Exclude images, then output the remaining data verbatim.

→ **RECORDED DATA**:
Start

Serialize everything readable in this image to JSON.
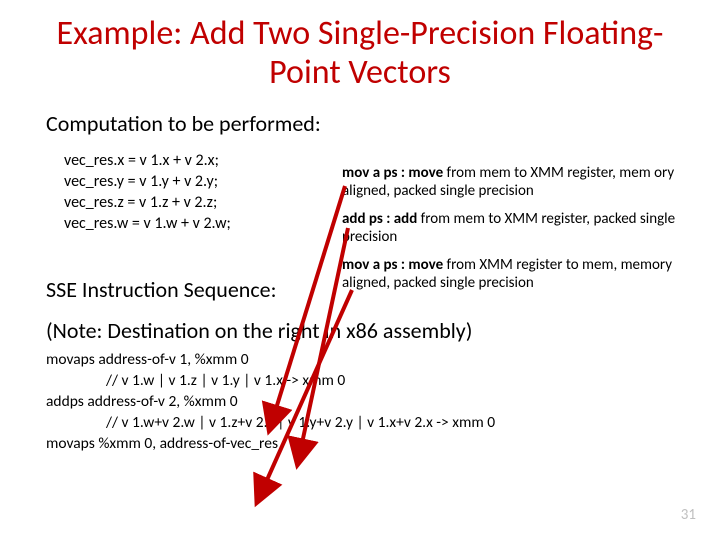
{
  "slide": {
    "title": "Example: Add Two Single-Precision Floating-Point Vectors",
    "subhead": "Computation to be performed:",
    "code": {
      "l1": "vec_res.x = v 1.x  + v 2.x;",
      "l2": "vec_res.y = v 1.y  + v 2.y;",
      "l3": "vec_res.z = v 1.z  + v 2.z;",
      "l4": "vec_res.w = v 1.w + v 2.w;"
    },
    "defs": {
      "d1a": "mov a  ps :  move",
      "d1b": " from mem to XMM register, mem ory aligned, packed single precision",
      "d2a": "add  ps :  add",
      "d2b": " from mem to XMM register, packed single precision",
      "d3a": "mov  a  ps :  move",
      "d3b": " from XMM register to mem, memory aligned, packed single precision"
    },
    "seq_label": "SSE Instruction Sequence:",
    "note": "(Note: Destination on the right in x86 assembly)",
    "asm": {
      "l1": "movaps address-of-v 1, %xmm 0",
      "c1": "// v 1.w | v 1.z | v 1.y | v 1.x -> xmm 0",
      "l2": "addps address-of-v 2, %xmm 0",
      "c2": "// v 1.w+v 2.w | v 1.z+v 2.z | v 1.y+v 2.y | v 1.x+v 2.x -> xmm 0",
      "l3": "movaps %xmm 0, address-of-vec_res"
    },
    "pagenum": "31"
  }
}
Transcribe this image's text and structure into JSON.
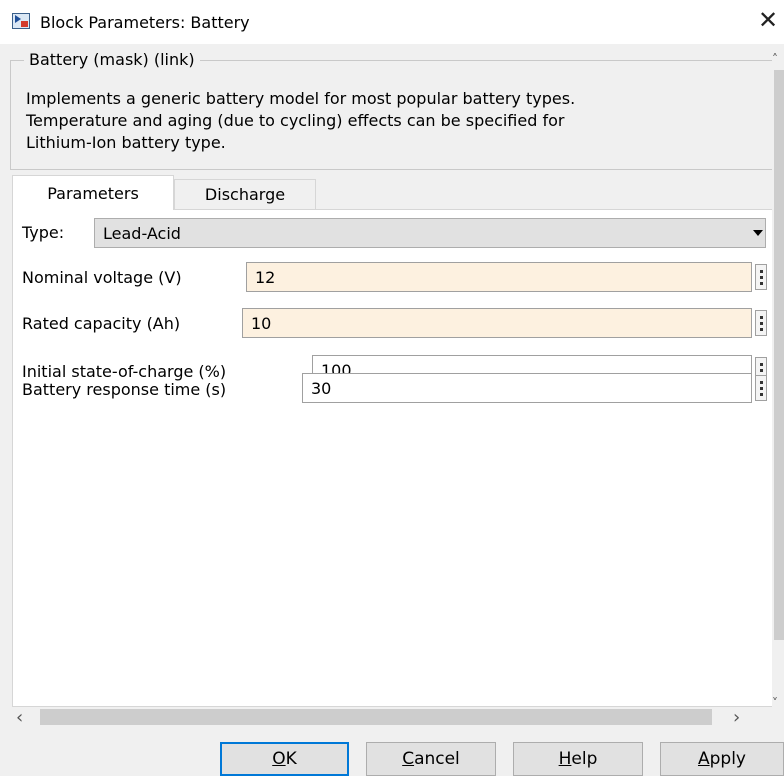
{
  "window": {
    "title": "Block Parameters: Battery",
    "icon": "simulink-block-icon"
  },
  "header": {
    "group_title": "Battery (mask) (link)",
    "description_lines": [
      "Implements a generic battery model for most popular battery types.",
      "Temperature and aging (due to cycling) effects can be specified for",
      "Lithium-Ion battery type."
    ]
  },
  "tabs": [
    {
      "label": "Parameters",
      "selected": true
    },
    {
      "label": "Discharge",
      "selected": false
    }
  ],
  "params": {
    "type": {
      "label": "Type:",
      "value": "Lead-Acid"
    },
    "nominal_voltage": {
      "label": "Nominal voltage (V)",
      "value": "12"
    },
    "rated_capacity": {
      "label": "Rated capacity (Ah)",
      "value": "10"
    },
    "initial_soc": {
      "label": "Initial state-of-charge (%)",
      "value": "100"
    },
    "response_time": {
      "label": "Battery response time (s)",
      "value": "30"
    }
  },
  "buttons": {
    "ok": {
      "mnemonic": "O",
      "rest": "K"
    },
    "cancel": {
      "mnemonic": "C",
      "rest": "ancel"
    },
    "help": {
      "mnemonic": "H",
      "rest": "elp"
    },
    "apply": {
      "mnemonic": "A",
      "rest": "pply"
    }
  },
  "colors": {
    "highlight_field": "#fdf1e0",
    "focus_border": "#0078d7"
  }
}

End

→ **THE REPLY**:
Serialize everything readable in this image to JSON.
{
  "slide": {
    "title": "Example: Add Two Single-Precision Floating-Point Vectors",
    "subhead": "Computation to be performed:",
    "code": {
      "l1": "vec_res.x = v 1.x  + v 2.x;",
      "l2": "vec_res.y = v 1.y  + v 2.y;",
      "l3": "vec_res.z = v 1.z  + v 2.z;",
      "l4": "vec_res.w = v 1.w + v 2.w;"
    },
    "defs": {
      "d1a": "mov a  ps :  move",
      "d1b": " from mem to XMM register, mem ory aligned, packed single precision",
      "d2a": "add  ps :  add",
      "d2b": " from mem to XMM register, packed single precision",
      "d3a": "mov  a  ps :  move",
      "d3b": " from XMM register to mem, memory aligned, packed single precision"
    },
    "seq_label": "SSE Instruction Sequence:",
    "note": "(Note: Destination on the right in x86 assembly)",
    "asm": {
      "l1": "movaps address-of-v 1, %xmm 0",
      "c1": "// v 1.w | v 1.z | v 1.y | v 1.x -> xmm 0",
      "l2": "addps address-of-v 2, %xmm 0",
      "c2": "// v 1.w+v 2.w | v 1.z+v 2.z | v 1.y+v 2.y | v 1.x+v 2.x -> xmm 0",
      "l3": "movaps %xmm 0, address-of-vec_res"
    },
    "pagenum": "31"
  }
}
Transcribe this image's text and structure into JSON.
{
  "window": {
    "title": "Block Parameters: Battery",
    "icon": "simulink-block-icon"
  },
  "header": {
    "group_title": "Battery (mask) (link)",
    "description_lines": [
      "Implements a generic battery model for most popular battery types.",
      "Temperature and aging (due to cycling) effects can be specified for",
      "Lithium-Ion battery type."
    ]
  },
  "tabs": [
    {
      "label": "Parameters",
      "selected": true
    },
    {
      "label": "Discharge",
      "selected": false
    }
  ],
  "params": {
    "type": {
      "label": "Type:",
      "value": "Lead-Acid"
    },
    "nominal_voltage": {
      "label": "Nominal voltage (V)",
      "value": "12"
    },
    "rated_capacity": {
      "label": "Rated capacity (Ah)",
      "value": "10"
    },
    "initial_soc": {
      "label": "Initial state-of-charge (%)",
      "value": "100"
    },
    "response_time": {
      "label": "Battery response time (s)",
      "value": "30"
    }
  },
  "buttons": {
    "ok": {
      "mnemonic": "O",
      "rest": "K"
    },
    "cancel": {
      "mnemonic": "C",
      "rest": "ancel"
    },
    "help": {
      "mnemonic": "H",
      "rest": "elp"
    },
    "apply": {
      "mnemonic": "A",
      "rest": "pply"
    }
  },
  "colors": {
    "highlight_field": "#fdf1e0",
    "focus_border": "#0078d7"
  }
}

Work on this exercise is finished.